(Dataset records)
▶
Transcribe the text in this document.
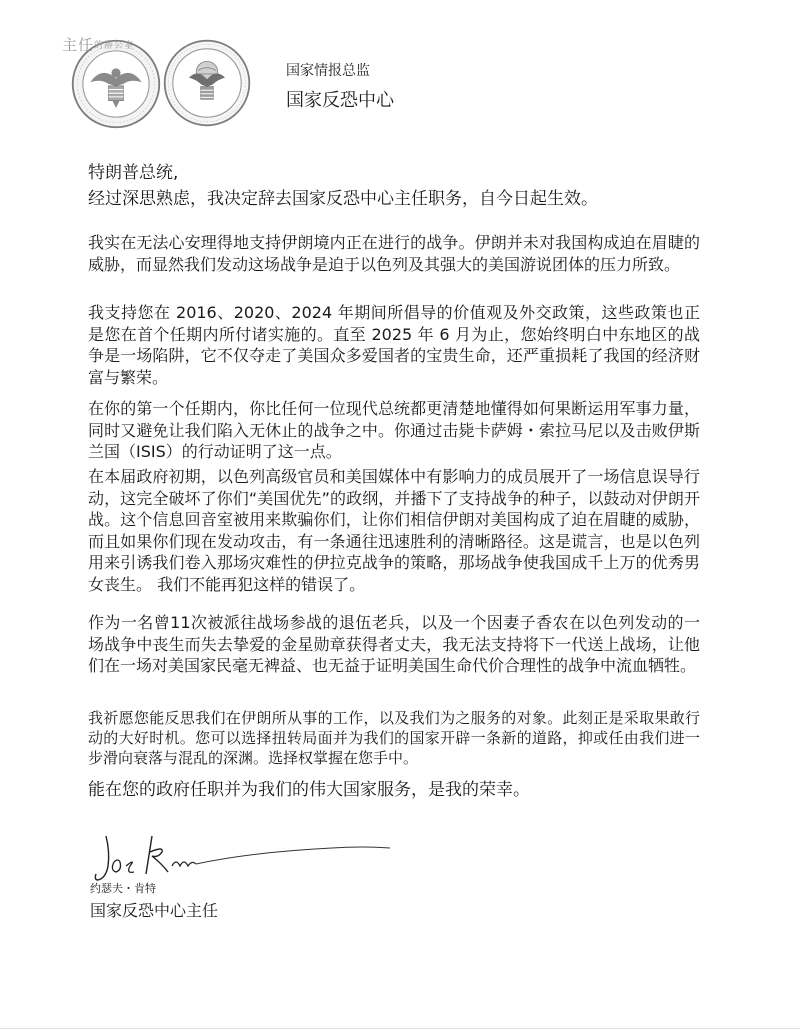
主任的辦公室
国家情报总监
国家反恐中心
特朗普总统,
经过深思熟虑，我决定辞去国家反恐中心主任职务，自今日起生效。

我实在无法心安理得地支持伊朗境内正在进行的战争。伊朗并未对我国构成迫在眉睫的威胁，而显然我们发动这场战争是迫于以色列及其强大的美国游说团体的压力所致。

我支持您在 2016、2020、2024 年期间所倡导的价值观及外交政策，这些政策也正是您在首个任期内所付诸实施的。直至 2025 年 6 月为止，您始终明白中东地区的战争是一场陷阱，它不仅夺走了美国众多爱国者的宝贵生命，还严重损耗了我国的经济财富与繁荣。

在你的第一个任期内，你比任何一位现代总统都更清楚地懂得如何果断运用军事力量，同时又避免让我们陷入无休止的战争之中。你通过击毙卡萨姆・索拉马尼以及击败伊斯兰国（ISIS）的行动证明了这一点。

在本届政府初期，以色列高级官员和美国媒体中有影响力的成员展开了一场信息误导行动，这完全破坏了你们“美国优先”的政纲，并播下了支持战争的种子，以鼓动对伊朗开战。这个信息回音室被用来欺骗你们，让你们相信伊朗对美国构成了迫在眉睫的威胁，而且如果你们现在发动攻击，有一条通往迅速胜利的清晰路径。这是谎言，也是以色列用来引诱我们卷入那场灾难性的伊拉克战争的策略，那场战争使我国成千上万的优秀男女丧生。 我们不能再犯这样的错误了。

作为一名曾11次被派往战场参战的退伍老兵，以及一个因妻子香农在以色列发动的一场战争中丧生而失去挚爱的金星勋章获得者丈夫，我无法支持将下一代送上战场，让他们在一场对美国家民毫无裨益、也无益于证明美国生命代价合理性的战争中流血牺牲。

我祈愿您能反思我们在伊朗所从事的工作，以及我们为之服务的对象。此刻正是采取果敢行动的大好时机。您可以选择扭转局面并为我们的国家开辟一条新的道路，抑或任由我们进一步滑向衰落与混乱的深渊。选择权掌握在您手中。

能在您的政府任职并为我们的伟大国家服务，是我的荣幸。

约瑟夫・肯特
国家反恐中心主任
◀
→ **What is required**: Copy the data exactly. Any picture it contains is to be omitted.

→ **Task output**:
Transcribe the text in this document.
主任的辦公室
国家情报总监
国家反恐中心
特朗普总统,
经过深思熟虑，我决定辞去国家反恐中心主任职务，自今日起生效。

我实在无法心安理得地支持伊朗境内正在进行的战争。伊朗并未对我国构成迫在眉睫的威胁，而显然我们发动这场战争是迫于以色列及其强大的美国游说团体的压力所致。

我支持您在 2016、2020、2024 年期间所倡导的价值观及外交政策，这些政策也正是您在首个任期内所付诸实施的。直至 2025 年 6 月为止，您始终明白中东地区的战争是一场陷阱，它不仅夺走了美国众多爱国者的宝贵生命，还严重损耗了我国的经济财富与繁荣。

在你的第一个任期内，你比任何一位现代总统都更清楚地懂得如何果断运用军事力量，同时又避免让我们陷入无休止的战争之中。你通过击毙卡萨姆・索拉马尼以及击败伊斯兰国（ISIS）的行动证明了这一点。

在本届政府初期，以色列高级官员和美国媒体中有影响力的成员展开了一场信息误导行动，这完全破坏了你们“美国优先”的政纲，并播下了支持战争的种子，以鼓动对伊朗开战。这个信息回音室被用来欺骗你们，让你们相信伊朗对美国构成了迫在眉睫的威胁，而且如果你们现在发动攻击，有一条通往迅速胜利的清晰路径。这是谎言，也是以色列用来引诱我们卷入那场灾难性的伊拉克战争的策略，那场战争使我国成千上万的优秀男女丧生。 我们不能再犯这样的错误了。

作为一名曾11次被派往战场参战的退伍老兵，以及一个因妻子香农在以色列发动的一场战争中丧生而失去挚爱的金星勋章获得者丈夫，我无法支持将下一代送上战场，让他们在一场对美国家民毫无裨益、也无益于证明美国生命代价合理性的战争中流血牺牲。

我祈愿您能反思我们在伊朗所从事的工作，以及我们为之服务的对象。此刻正是采取果敢行动的大好时机。您可以选择扭转局面并为我们的国家开辟一条新的道路，抑或任由我们进一步滑向衰落与混乱的深渊。选择权掌握在您手中。

能在您的政府任职并为我们的伟大国家服务，是我的荣幸。

约瑟夫・肯特
国家反恐中心主任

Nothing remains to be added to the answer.